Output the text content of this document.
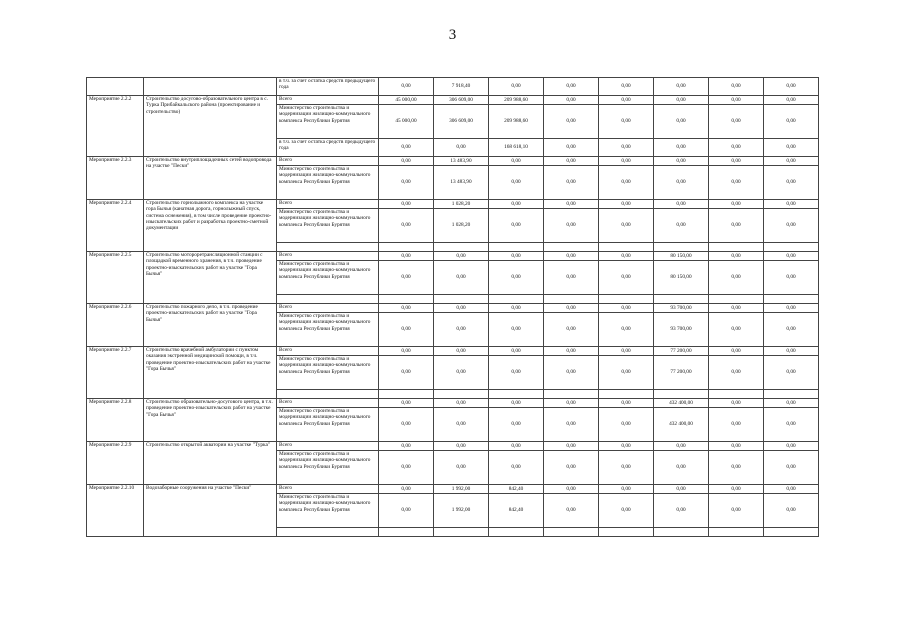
3
		в т.ч. за счет остатка средств предыдущего года	0,00	7 918,40	0,00	0,00	0,00	0,00	0,00	0,00
Мероприятие 2.2.2	Строительство досугово-образовательного центра в с. Турка Прибайкальского района (проектирование и строительство)	Всего	45 000,00	306 609,00	209 988,60	0,00	0,00	0,00	0,00	0,00
		Министерство строительства и модернизации жилищно-коммунального комплекса Республики Бурятия	45 000,00	306 609,00	209 988,60	0,00	0,00	0,00	0,00	0,00
		в т.ч. за счет остатка средств предыдущего года	0,00	0,00	168 618,10	0,00	0,00	0,00	0,00	0,00
Мероприятие 2.2.3	Строительство внутриплощадочных сетей водопровода на участке "Пески"	Всего	0,00	13 483,90	0,00	0,00	0,00	0,00	0,00	0,00
		Министерство строительства и модернизации жилищно-коммунального комплекса Республики Бурятия	0,00	13 483,90	0,00	0,00	0,00	0,00	0,00	0,00
Мероприятие 2.2.4	Строительство горнолыжного комплекса на участке гора Бычья (канатная дорога, горнолыжный спуск, система оснежения), в том числе проведение проектно-изыскательских работ и разработка проектно-сметной документации	Всего	0,00	1 028,20	0,00	0,00	0,00	0,00	0,00	0,00
		Министерство строительства и модернизации жилищно-коммунального комплекса Республики Бурятия	0,00	1 028,20	0,00	0,00	0,00	0,00	0,00	0,00

Мероприятие 2.2.5	Строительство мотороретрансляционной станции с площадкой временного хранения, в т.ч. проведение проектно-изыскательских работ на участке "Гора Бычья"	Всего	0,00	0,00	0,00	0,00	0,00	80 150,00	0,00	0,00
		Министерство строительства и модернизации жилищно-коммунального комплекса Республики Бурятия	0,00	0,00	0,00	0,00	0,00	80 150,00	0,00	0,00

Мероприятие 2.2.6	Строительство пожарного депо, в т.ч. проведение проектно-изыскательских работ на участке "Гора Бычья"	Всего	0,00	0,00	0,00	0,00	0,00	93 700,00	0,00	0,00
		Министерство строительства и модернизации жилищно-коммунального комплекса Республики Бурятия	0,00	0,00	0,00	0,00	0,00	93 700,00	0,00	0,00
Мероприятие 2.2.7	Строительство врачебной амбулатории с пунктом оказания экстренной медицинской помощи, в т.ч. проведение проектно-изыскательских работ на участке "Гора Бычья"	Всего	0,00	0,00	0,00	0,00	0,00	77 200,00	0,00	0,00
		Министерство строительства и модернизации жилищно-коммунального комплекса Республики Бурятия	0,00	0,00	0,00	0,00	0,00	77 200,00	0,00	0,00

Мероприятие 2.2.8	Строительство образовательно-досугового центра, в т.ч. проведение проектно-изыскательских работ на участке "Гора Бычья"	Всего	0,00	0,00	0,00	0,00	0,00	432 400,00	0,00	0,00
		Министерство строительства и модернизации жилищно-коммунального комплекса Республики Бурятия	0,00	0,00	0,00	0,00	0,00	432 400,00	0,00	0,00
Мероприятие 2.2.9	Строительство открытой акватории на участке "Турка"	Всего	0,00	0,00	0,00	0,00	0,00	0,00	0,00	0,00
		Министерство строительства и модернизации жилищно-коммунального комплекса Республики Бурятия	0,00	0,00	0,00	0,00	0,00	0,00	0,00	0,00
Мероприятие 2.2.10	Водозаборные сооружения на участке "Пески"	Всего	0,00	1 992,00	842,40	0,00	0,00	0,00	0,00	0,00
		Министерство строительства и модернизации жилищно-коммунального комплекса Республики Бурятия	0,00	1 992,00	842,40	0,00	0,00	0,00	0,00	0,00
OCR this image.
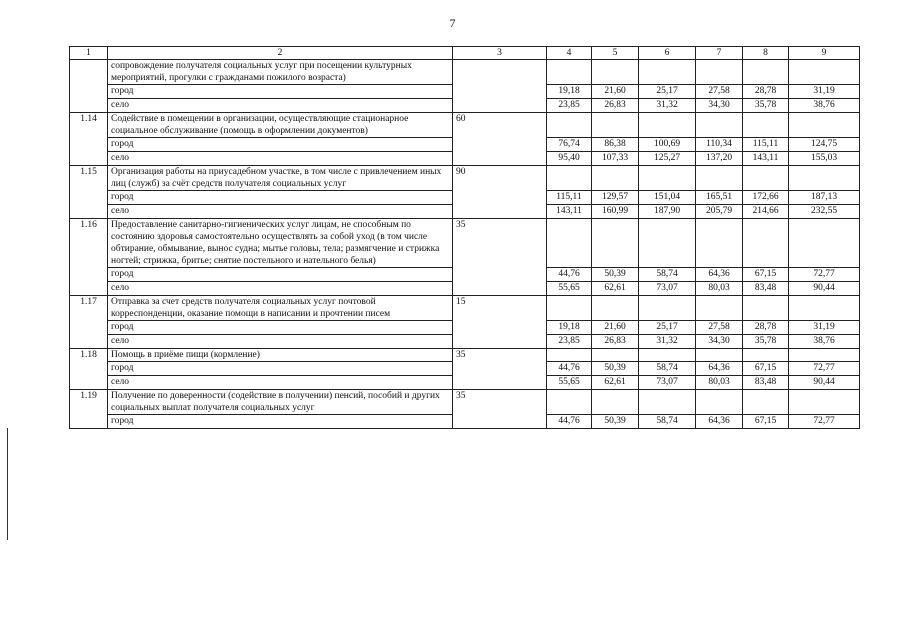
7
1	2	3	4	5	6	7	8	9
	сопровождение получателя социальных услуг при посещении культурных мероприятий, прогулки с гражданами пожилого возраста)							
	город		19,18	21,60	25,17	27,58	28,78	31,19
	село		23,85	26,83	31,32	34,30	35,78	38,76
1.14	Содействие в помещении в организации, осуществляющие стационарное социальное обслуживание (помощь в оформлении документов)	60						
	город		76,74	86,38	100,69	110,34	115,11	124,75
	село		95,40	107,33	125,27	137,20	143,11	155,03
1.15	Организация работы на приусадебном участке, в том числе с привлечением иных лиц (служб) за счёт средств получателя социальных услуг	90						
	город		115,11	129,57	151,04	165,51	172,66	187,13
	село		143,11	160,99	187,90	205,79	214,66	232,55
1.16	Предоставление санитарно-гигиенических услуг лицам, не способным по состоянию здоровья самостоятельно осуществлять за собой уход (в том числе обтирание, обмывание, вынос судна; мытье головы, тела; размягчение и стрижка ногтей; стрижка, бритье; снятие постельного и нательного белья)	35						
	город		44,76	50,39	58,74	64,36	67,15	72,77
	село		55,65	62,61	73,07	80,03	83,48	90,44
1.17	Отправка за счет средств получателя социальных услуг почтовой корреспонденции, оказание помощи в написании и прочтении писем	15						
	город		19,18	21,60	25,17	27,58	28,78	31,19
	село		23,85	26,83	31,32	34,30	35,78	38,76
1.18	Помощь в приёме пищи (кормление)	35						
	город		44,76	50,39	58,74	64,36	67,15	72,77
	село		55,65	62,61	73,07	80,03	83,48	90,44
1.19	Получение по доверенности (содействие в получении) пенсий, пособий и других социальных выплат получателя социальных услуг	35						
	город		44,76	50,39	58,74	64,36	67,15	72,77
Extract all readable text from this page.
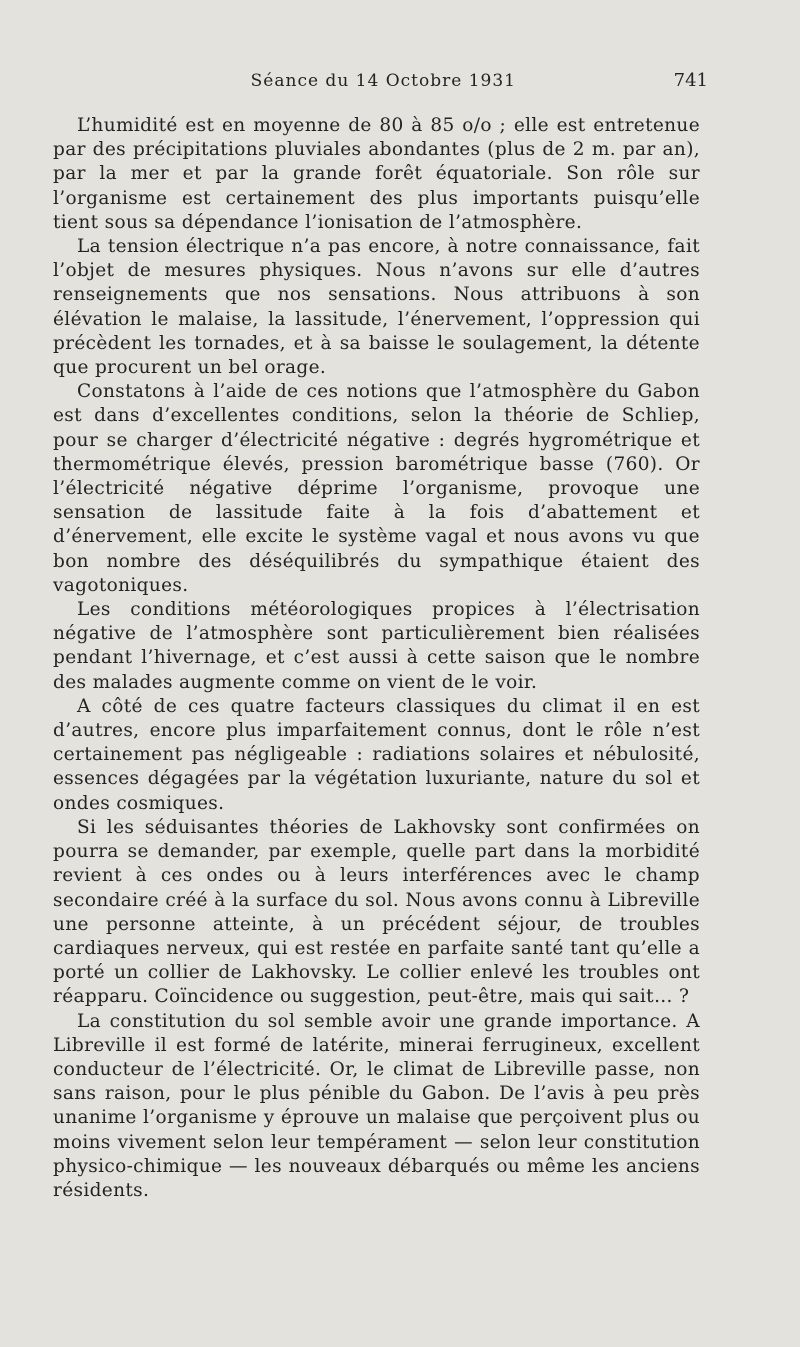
Séance du 14 Octobre 1931	741

L’humidité est en moyenne de 80 à 85 o/o ; elle est entretenue par des précipitations pluviales abondantes (plus de 2 m. par an), par la mer et par la grande forêt équatoriale. Son rôle sur l’organisme est certainement des plus importants puisqu’elle tient sous sa dépendance l’ionisation de l’atmosphère.

La tension électrique n’a pas encore, à notre connaissance, fait l’objet de mesures physiques. Nous n’avons sur elle d’autres renseignements que nos sensations. Nous attribuons à son élévation le malaise, la lassitude, l’énervement, l’oppression qui précèdent les tornades, et à sa baisse le soulagement, la détente que procurent un bel orage.

Constatons à l’aide de ces notions que l’atmosphère du Gabon est dans d’excellentes conditions, selon la théorie de Schliep, pour se charger d’électricité négative : degrés hygrométrique et thermométrique élevés, pression barométrique basse (760). Or l’électricité négative déprime l’organisme, provoque une sensation de lassitude faite à la fois d’abattement et d’énervement, elle excite le système vagal et nous avons vu que bon nombre des déséquilibrés du sympathique étaient des vagotoniques.

Les conditions météorologiques propices à l’électrisation négative de l’atmosphère sont particulièrement bien réalisées pendant l’hivernage, et c’est aussi à cette saison que le nombre des malades augmente comme on vient de le voir.

A côté de ces quatre facteurs classiques du climat il en est d’autres, encore plus imparfaitement connus, dont le rôle n’est certainement pas négligeable : radiations solaires et nébulosité, essences dégagées par la végétation luxuriante, nature du sol et ondes cosmiques.

Si les séduisantes théories de Lakhovsky sont confirmées on pourra se demander, par exemple, quelle part dans la morbidité revient à ces ondes ou à leurs interférences avec le champ secondaire créé à la surface du sol. Nous avons connu à Libreville une personne atteinte, à un précédent séjour, de troubles cardiaques nerveux, qui est restée en parfaite santé tant qu’elle a porté un collier de Lakhovsky. Le collier enlevé les troubles ont réapparu. Coïncidence ou suggestion, peut-être, mais qui sait… ?

La constitution du sol semble avoir une grande importance. A Libreville il est formé de latérite, minerai ferrugineux, excellent conducteur de l’électricité. Or, le climat de Libreville passe, non sans raison, pour le plus pénible du Gabon. De l’avis à peu près unanime l’organisme y éprouve un malaise que perçoivent plus ou moins vivement selon leur tempérament — selon leur constitution physico-chimique — les nouveaux débarqués ou même les anciens résidents.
----
== Task to carry out ==
List every line from the entries above in which "предыдущего" appears.

== Answer ==
		в т.ч. за счет остатка средств предыдущего года	0,00	7 918,40	0,00	0,00	0,00	0,00	0,00	0,00
		в т.ч. за счет остатка средств предыдущего года	0,00	0,00	168 618,10	0,00	0,00	0,00	0,00	0,00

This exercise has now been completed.